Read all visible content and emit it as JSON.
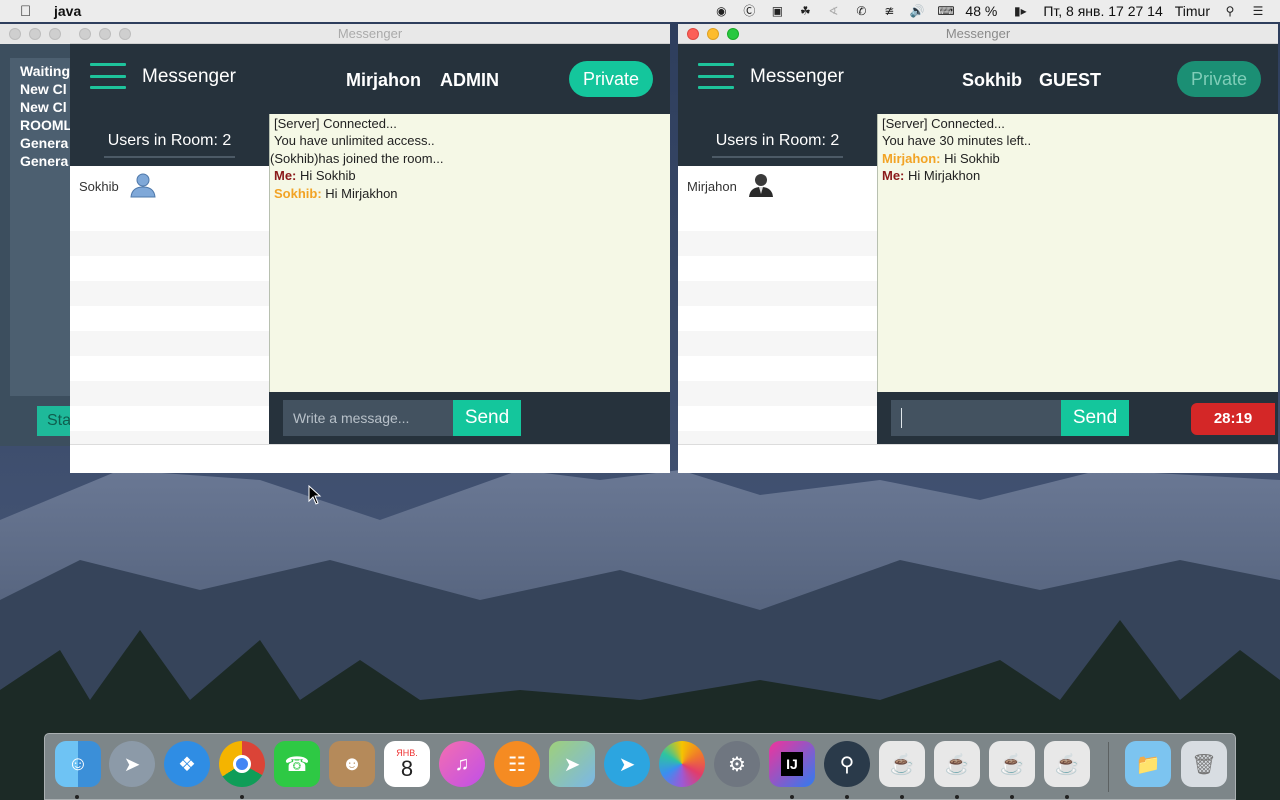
{
  "menubar": {
    "app_name": "java",
    "battery": "48 %",
    "datetime": "Пт, 8 янв.  17 27 14",
    "user": "Timur"
  },
  "background_window": {
    "items": [
      "Waiting",
      "New Cl",
      "New Cl",
      "ROOML",
      "Genera",
      "Genera"
    ],
    "start_label": "Sta"
  },
  "windows": [
    {
      "title": "Messenger",
      "brand": "Messenger",
      "username": "Mirjahon",
      "role": "ADMIN",
      "private_label": "Private",
      "users_in_room": "Users in Room: 2",
      "users": [
        {
          "name": "Sokhib",
          "icon": "user-blue-icon"
        }
      ],
      "messages": [
        {
          "prefix": "",
          "text": "[Server] Connected..."
        },
        {
          "prefix": "",
          "text": "You have unlimited access.."
        },
        {
          "prefix": "",
          "text": "(Sokhib)has joined the room..."
        },
        {
          "prefix": "Me:",
          "text": " Hi Sokhib",
          "kind": "me"
        },
        {
          "prefix": "Sokhib:",
          "text": " Hi Mirjakhon",
          "kind": "other"
        }
      ],
      "input_placeholder": "Write a message...",
      "send_label": "Send"
    },
    {
      "title": "Messenger",
      "brand": "Messenger",
      "username": "Sokhib",
      "role": "GUEST",
      "private_label": "Private",
      "users_in_room": "Users in Room: 2",
      "users": [
        {
          "name": "Mirjahon",
          "icon": "user-dark-icon"
        }
      ],
      "messages": [
        {
          "prefix": "",
          "text": "[Server] Connected..."
        },
        {
          "prefix": "",
          "text": "You have 30 minutes left.."
        },
        {
          "prefix": "Mirjahon:",
          "text": " Hi Sokhib",
          "kind": "other"
        },
        {
          "prefix": "Me:",
          "text": " Hi Mirjakhon",
          "kind": "me"
        }
      ],
      "input_placeholder": "",
      "send_label": "Send",
      "timer": "28:19"
    }
  ],
  "dock": {
    "items": [
      "finder-icon",
      "launchpad-icon",
      "safari-icon",
      "chrome-icon",
      "facetime-icon",
      "contacts-icon",
      "calendar-icon",
      "itunes-icon",
      "ibooks-icon",
      "maps-icon",
      "telegram-icon",
      "photos-icon",
      "system-preferences-icon",
      "intellij-icon",
      "quicktime-icon",
      "java-icon",
      "java-icon",
      "java-icon",
      "java-icon",
      "downloads-folder-icon",
      "trash-icon"
    ],
    "calendar_month": "ЯНВ.",
    "calendar_day": "8",
    "intellij_label": "IJ"
  },
  "colors": {
    "accent": "#14c69c",
    "header_bg": "#26323c",
    "chat_bg": "#f5f8e6",
    "me_color": "#8b1a1a",
    "other_color": "#f2a325",
    "timer_bg": "#d42727"
  }
}
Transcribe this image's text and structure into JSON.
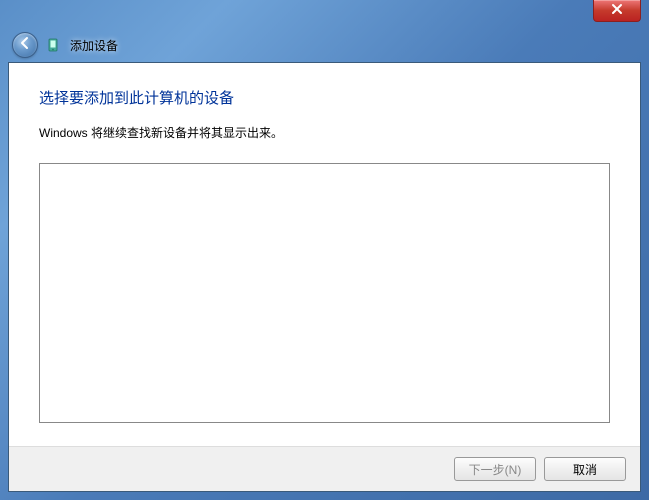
{
  "window": {
    "title": "添加设备"
  },
  "content": {
    "heading": "选择要添加到此计算机的设备",
    "subtext": "Windows 将继续查找新设备并将其显示出来。"
  },
  "buttons": {
    "next_label": "下一步(N)",
    "cancel_label": "取消"
  }
}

***

◆ **WRITTEN TASK**:
Scan the material above. Copy each line that holds the word "JSON".

◆ **SOLUTION**:
Read all visible content and emit it as JSON.
Transcribe this image's text and structure into JSON.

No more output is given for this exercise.